-- START OF Exercise inputs --

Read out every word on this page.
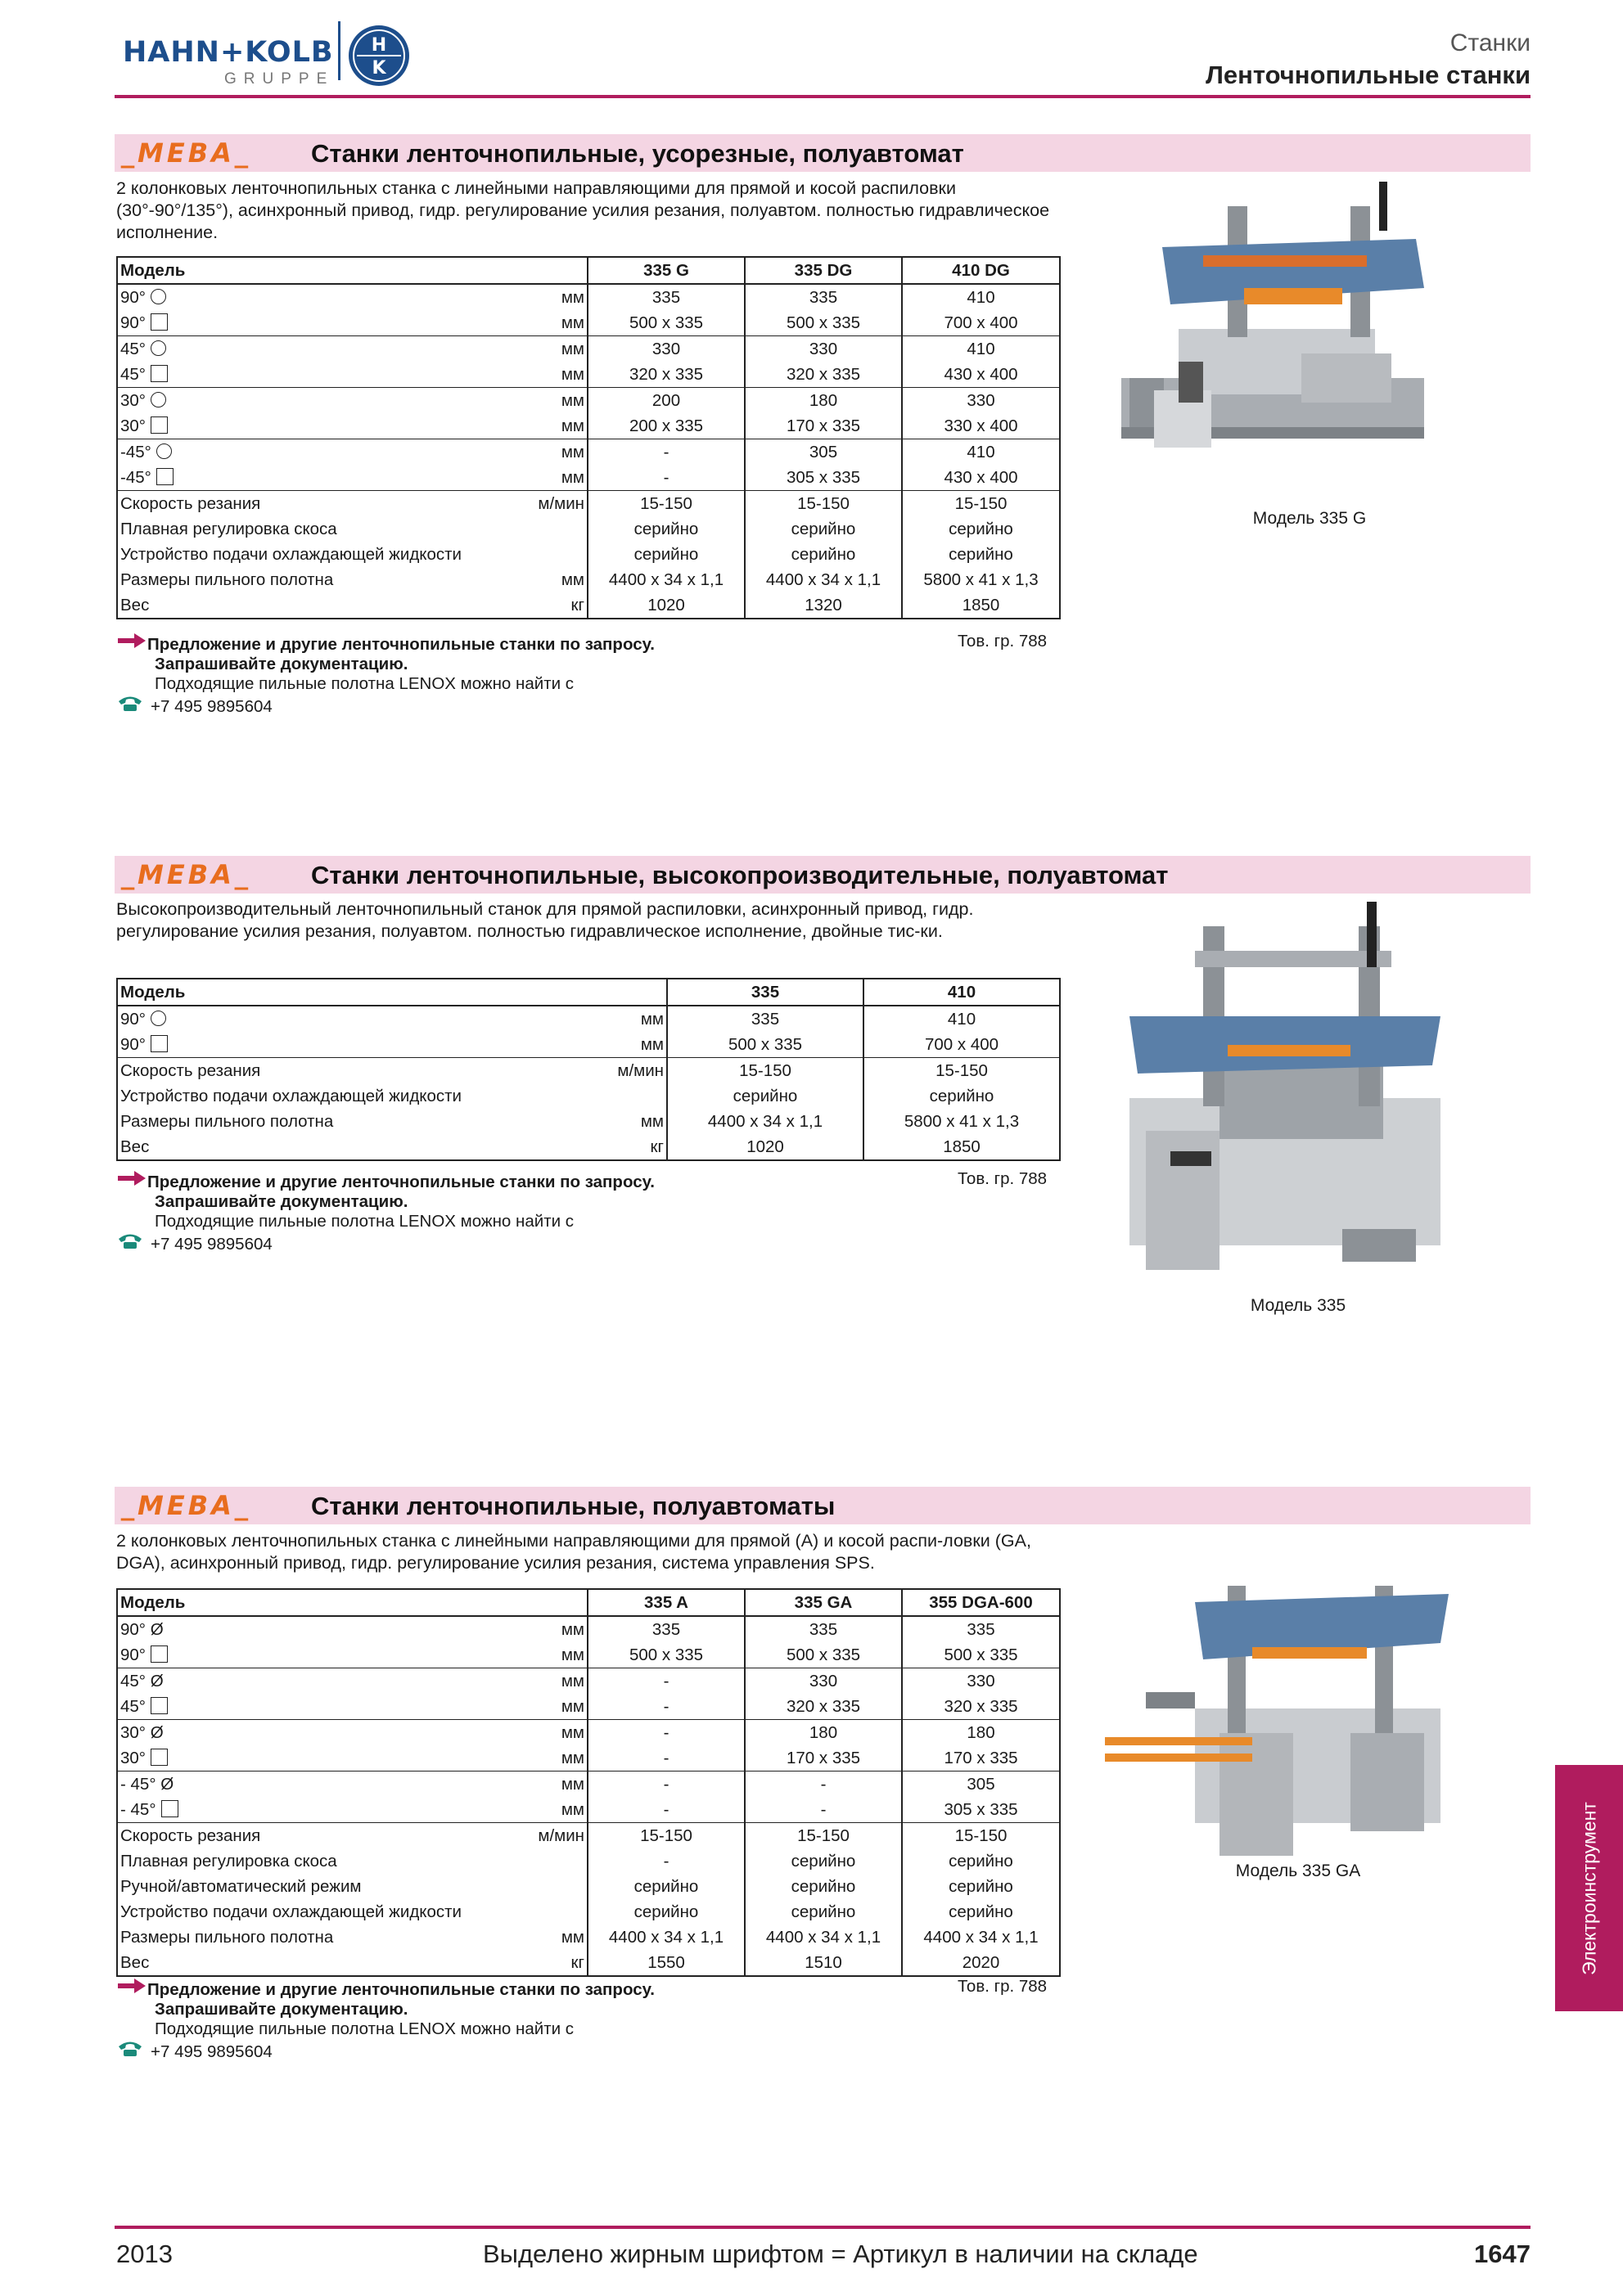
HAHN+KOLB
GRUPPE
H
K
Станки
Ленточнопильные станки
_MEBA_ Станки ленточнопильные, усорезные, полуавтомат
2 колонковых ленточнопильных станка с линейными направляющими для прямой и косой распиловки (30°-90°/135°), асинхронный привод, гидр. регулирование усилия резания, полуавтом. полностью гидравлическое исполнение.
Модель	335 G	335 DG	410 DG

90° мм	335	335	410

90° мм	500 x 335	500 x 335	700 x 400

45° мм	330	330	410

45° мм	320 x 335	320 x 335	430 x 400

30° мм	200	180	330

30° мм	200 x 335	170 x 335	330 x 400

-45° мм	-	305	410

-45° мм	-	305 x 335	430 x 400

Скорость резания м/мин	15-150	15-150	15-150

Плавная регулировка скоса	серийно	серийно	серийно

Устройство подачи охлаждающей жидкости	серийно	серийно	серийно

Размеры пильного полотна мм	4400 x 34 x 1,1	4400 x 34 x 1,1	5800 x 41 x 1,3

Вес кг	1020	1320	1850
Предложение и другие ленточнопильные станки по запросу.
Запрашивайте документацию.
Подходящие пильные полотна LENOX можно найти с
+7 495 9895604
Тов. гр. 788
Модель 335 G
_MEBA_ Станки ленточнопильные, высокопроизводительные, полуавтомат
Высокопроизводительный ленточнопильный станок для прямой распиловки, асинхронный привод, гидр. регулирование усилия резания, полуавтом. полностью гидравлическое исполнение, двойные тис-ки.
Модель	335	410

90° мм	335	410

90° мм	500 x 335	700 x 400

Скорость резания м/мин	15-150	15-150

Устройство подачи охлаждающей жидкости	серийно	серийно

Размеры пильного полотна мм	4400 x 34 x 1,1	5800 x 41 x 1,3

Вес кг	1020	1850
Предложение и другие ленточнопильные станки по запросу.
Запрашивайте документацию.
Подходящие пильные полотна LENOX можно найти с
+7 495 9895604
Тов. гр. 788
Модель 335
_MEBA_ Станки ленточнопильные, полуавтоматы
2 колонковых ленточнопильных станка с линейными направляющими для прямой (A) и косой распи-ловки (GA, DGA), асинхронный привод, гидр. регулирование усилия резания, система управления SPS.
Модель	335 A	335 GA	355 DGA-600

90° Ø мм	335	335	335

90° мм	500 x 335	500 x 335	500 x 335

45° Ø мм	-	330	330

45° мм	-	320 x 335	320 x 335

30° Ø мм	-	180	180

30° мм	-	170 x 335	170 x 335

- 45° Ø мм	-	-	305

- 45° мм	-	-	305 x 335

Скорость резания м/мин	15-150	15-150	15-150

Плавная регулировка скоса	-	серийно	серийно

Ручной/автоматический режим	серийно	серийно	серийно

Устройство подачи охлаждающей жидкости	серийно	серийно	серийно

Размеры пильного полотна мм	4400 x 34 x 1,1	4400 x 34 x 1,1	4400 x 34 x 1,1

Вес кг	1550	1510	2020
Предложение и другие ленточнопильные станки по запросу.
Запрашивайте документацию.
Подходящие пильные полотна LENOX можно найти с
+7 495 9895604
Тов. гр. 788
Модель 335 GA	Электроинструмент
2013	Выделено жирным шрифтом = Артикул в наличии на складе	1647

-- END OF Exercise inputs --
-- START OF Exercise inputs --

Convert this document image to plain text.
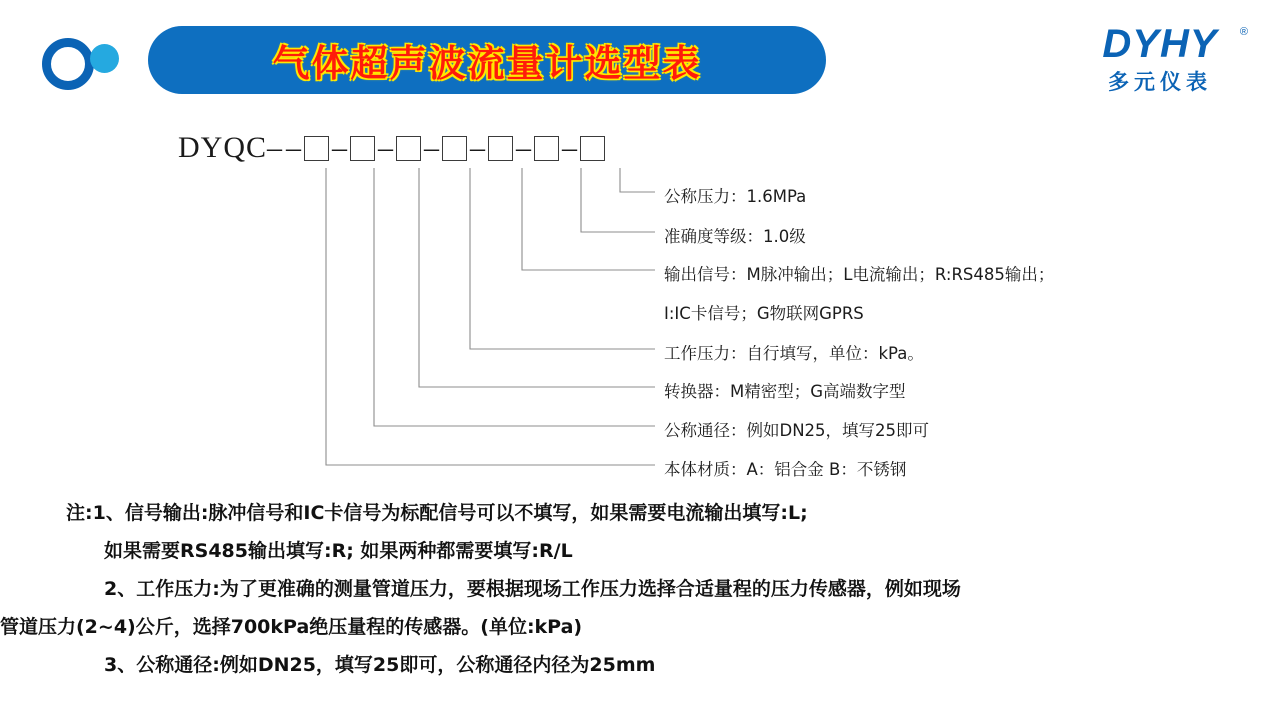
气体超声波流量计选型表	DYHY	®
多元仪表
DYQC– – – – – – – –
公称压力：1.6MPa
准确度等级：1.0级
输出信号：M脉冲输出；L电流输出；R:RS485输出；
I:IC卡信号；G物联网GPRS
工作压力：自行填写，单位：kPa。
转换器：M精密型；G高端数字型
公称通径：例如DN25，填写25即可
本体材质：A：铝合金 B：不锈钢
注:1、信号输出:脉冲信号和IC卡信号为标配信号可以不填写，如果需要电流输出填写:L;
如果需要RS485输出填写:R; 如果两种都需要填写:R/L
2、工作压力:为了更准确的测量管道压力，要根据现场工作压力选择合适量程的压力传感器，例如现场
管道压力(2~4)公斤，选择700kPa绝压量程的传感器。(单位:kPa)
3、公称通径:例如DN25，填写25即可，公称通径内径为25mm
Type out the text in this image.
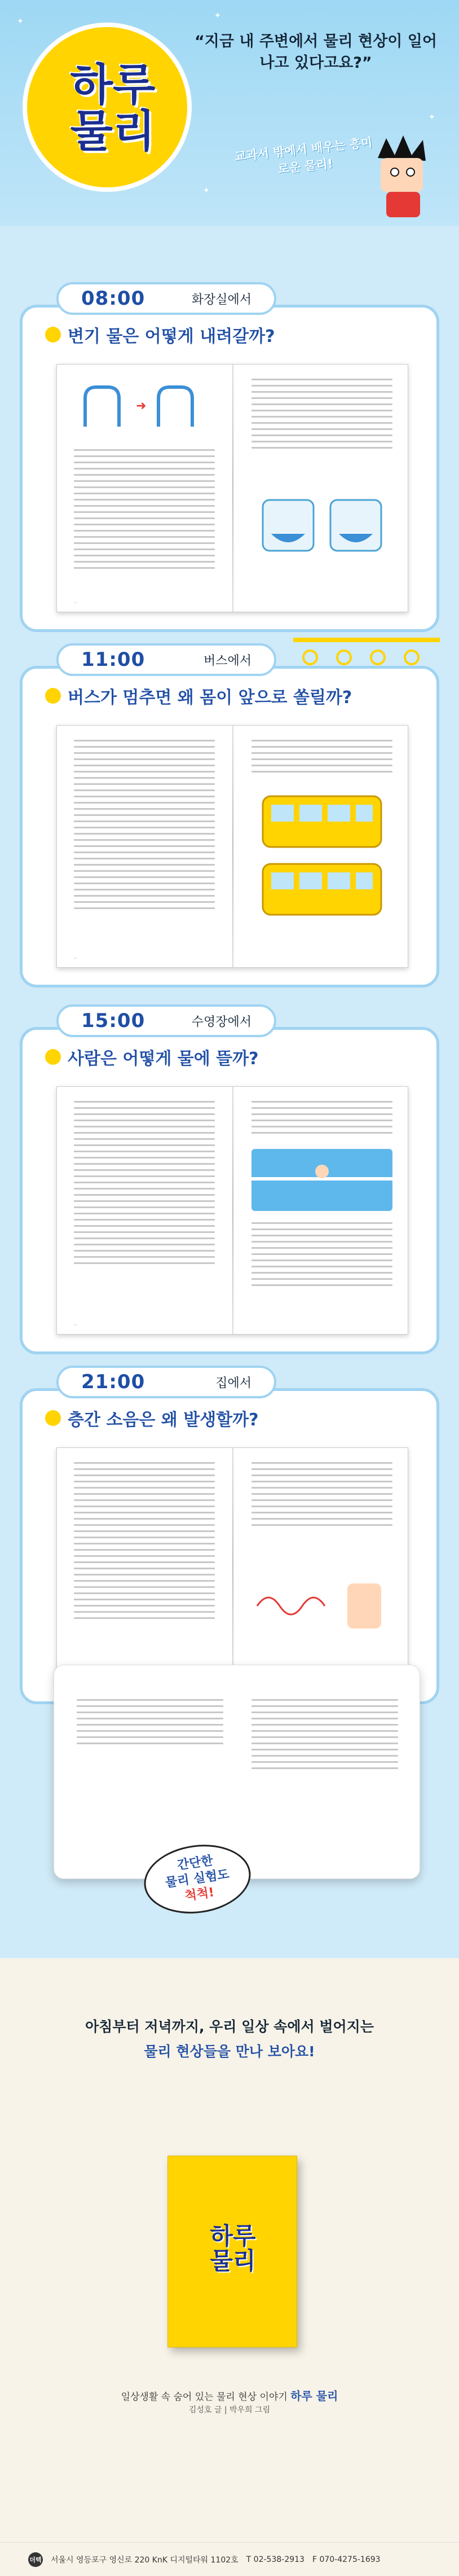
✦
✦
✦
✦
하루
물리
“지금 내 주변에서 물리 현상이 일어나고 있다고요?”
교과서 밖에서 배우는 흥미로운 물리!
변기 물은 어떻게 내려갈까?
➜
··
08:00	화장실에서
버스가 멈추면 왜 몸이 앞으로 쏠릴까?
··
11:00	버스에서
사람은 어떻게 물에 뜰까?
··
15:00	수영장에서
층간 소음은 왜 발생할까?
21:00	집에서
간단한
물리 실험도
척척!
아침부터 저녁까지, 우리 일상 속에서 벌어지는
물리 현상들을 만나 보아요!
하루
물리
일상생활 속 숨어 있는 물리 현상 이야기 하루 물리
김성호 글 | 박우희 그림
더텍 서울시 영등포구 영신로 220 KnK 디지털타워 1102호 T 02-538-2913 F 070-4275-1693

-- END OF Exercise inputs --

**Task details**
Check every line of the data above for the string "text", and copy those that have it.

**The answer**
Convert this document image to plain text.
Type out the text in this image.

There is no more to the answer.